Write out, precisely and in full, each line of the material.

[Information shown]

———

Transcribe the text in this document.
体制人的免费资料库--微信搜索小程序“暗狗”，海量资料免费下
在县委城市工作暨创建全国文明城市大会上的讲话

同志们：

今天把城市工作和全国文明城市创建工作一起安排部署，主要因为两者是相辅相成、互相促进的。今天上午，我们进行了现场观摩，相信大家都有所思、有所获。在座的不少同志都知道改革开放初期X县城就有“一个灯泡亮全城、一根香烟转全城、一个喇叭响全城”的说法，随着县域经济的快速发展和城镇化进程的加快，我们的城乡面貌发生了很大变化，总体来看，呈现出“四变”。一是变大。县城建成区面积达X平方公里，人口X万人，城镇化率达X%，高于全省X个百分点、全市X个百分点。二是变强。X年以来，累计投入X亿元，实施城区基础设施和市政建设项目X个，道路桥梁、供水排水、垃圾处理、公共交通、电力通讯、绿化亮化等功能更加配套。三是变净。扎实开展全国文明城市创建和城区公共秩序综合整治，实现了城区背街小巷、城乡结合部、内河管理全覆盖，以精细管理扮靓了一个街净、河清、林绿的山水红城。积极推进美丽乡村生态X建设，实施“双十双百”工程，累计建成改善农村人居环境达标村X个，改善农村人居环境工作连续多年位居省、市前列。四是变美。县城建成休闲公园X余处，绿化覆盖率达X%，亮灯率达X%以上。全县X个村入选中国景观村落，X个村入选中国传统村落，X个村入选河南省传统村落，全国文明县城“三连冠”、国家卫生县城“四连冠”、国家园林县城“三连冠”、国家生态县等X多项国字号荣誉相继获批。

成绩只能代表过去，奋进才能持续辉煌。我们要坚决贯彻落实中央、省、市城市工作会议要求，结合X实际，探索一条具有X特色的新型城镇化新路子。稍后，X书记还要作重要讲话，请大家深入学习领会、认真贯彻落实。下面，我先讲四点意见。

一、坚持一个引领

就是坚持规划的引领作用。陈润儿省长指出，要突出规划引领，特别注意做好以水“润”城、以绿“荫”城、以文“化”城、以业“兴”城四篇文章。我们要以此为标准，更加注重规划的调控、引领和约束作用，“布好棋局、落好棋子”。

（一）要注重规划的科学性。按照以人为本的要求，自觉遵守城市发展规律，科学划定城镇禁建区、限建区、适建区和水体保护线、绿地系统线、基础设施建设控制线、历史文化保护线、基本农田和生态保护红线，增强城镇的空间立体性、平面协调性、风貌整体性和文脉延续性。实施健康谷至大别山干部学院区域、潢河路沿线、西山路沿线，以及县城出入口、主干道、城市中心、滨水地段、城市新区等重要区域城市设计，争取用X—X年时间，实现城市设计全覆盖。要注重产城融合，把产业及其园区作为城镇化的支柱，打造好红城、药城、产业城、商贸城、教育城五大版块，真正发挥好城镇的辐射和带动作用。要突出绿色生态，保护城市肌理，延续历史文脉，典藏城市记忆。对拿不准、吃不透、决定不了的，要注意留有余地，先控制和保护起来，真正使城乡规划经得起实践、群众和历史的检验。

———

[Solution to the problem]
Transcribe the text in this document.
体制人的免费资料库--微信搜索小程序“暗狗”，海量资料免费下
在县委城市工作暨创建全国文明城市大会上的讲话

同志们：

今天把城市工作和全国文明城市创建工作一起安排部署，主要因为两者是相辅相成、互相促进的。今天上午，我们进行了现场观摩，相信大家都有所思、有所获。在座的不少同志都知道改革开放初期X县城就有“一个灯泡亮全城、一根香烟转全城、一个喇叭响全城”的说法，随着县域经济的快速发展和城镇化进程的加快，我们的城乡面貌发生了很大变化，总体来看，呈现出“四变”。一是变大。县城建成区面积达X平方公里，人口X万人，城镇化率达X%，高于全省X个百分点、全市X个百分点。二是变强。X年以来，累计投入X亿元，实施城区基础设施和市政建设项目X个，道路桥梁、供水排水、垃圾处理、公共交通、电力通讯、绿化亮化等功能更加配套。三是变净。扎实开展全国文明城市创建和城区公共秩序综合整治，实现了城区背街小巷、城乡结合部、内河管理全覆盖，以精细管理扮靓了一个街净、河清、林绿的山水红城。积极推进美丽乡村生态X建设，实施“双十双百”工程，累计建成改善农村人居环境达标村X个，改善农村人居环境工作连续多年位居省、市前列。四是变美。县城建成休闲公园X余处，绿化覆盖率达X%，亮灯率达X%以上。全县X个村入选中国景观村落，X个村入选中国传统村落，X个村入选河南省传统村落，全国文明县城“三连冠”、国家卫生县城“四连冠”、国家园林县城“三连冠”、国家生态县等X多项国字号荣誉相继获批。

成绩只能代表过去，奋进才能持续辉煌。我们要坚决贯彻落实中央、省、市城市工作会议要求，结合X实际，探索一条具有X特色的新型城镇化新路子。稍后，X书记还要作重要讲话，请大家深入学习领会、认真贯彻落实。下面，我先讲四点意见。

一、坚持一个引领

就是坚持规划的引领作用。陈润儿省长指出，要突出规划引领，特别注意做好以水“润”城、以绿“荫”城、以文“化”城、以业“兴”城四篇文章。我们要以此为标准，更加注重规划的调控、引领和约束作用，“布好棋局、落好棋子”。

（一）要注重规划的科学性。按照以人为本的要求，自觉遵守城市发展规律，科学划定城镇禁建区、限建区、适建区和水体保护线、绿地系统线、基础设施建设控制线、历史文化保护线、基本农田和生态保护红线，增强城镇的空间立体性、平面协调性、风貌整体性和文脉延续性。实施健康谷至大别山干部学院区域、潢河路沿线、西山路沿线，以及县城出入口、主干道、城市中心、滨水地段、城市新区等重要区域城市设计，争取用X—X年时间，实现城市设计全覆盖。要注重产城融合，把产业及其园区作为城镇化的支柱，打造好红城、药城、产业城、商贸城、教育城五大版块，真正发挥好城镇的辐射和带动作用。要突出绿色生态，保护城市肌理，延续历史文脉，典藏城市记忆。对拿不准、吃不透、决定不了的，要注意留有余地，先控制和保护起来，真正使城乡规划经得起实践、群众和历史的检验。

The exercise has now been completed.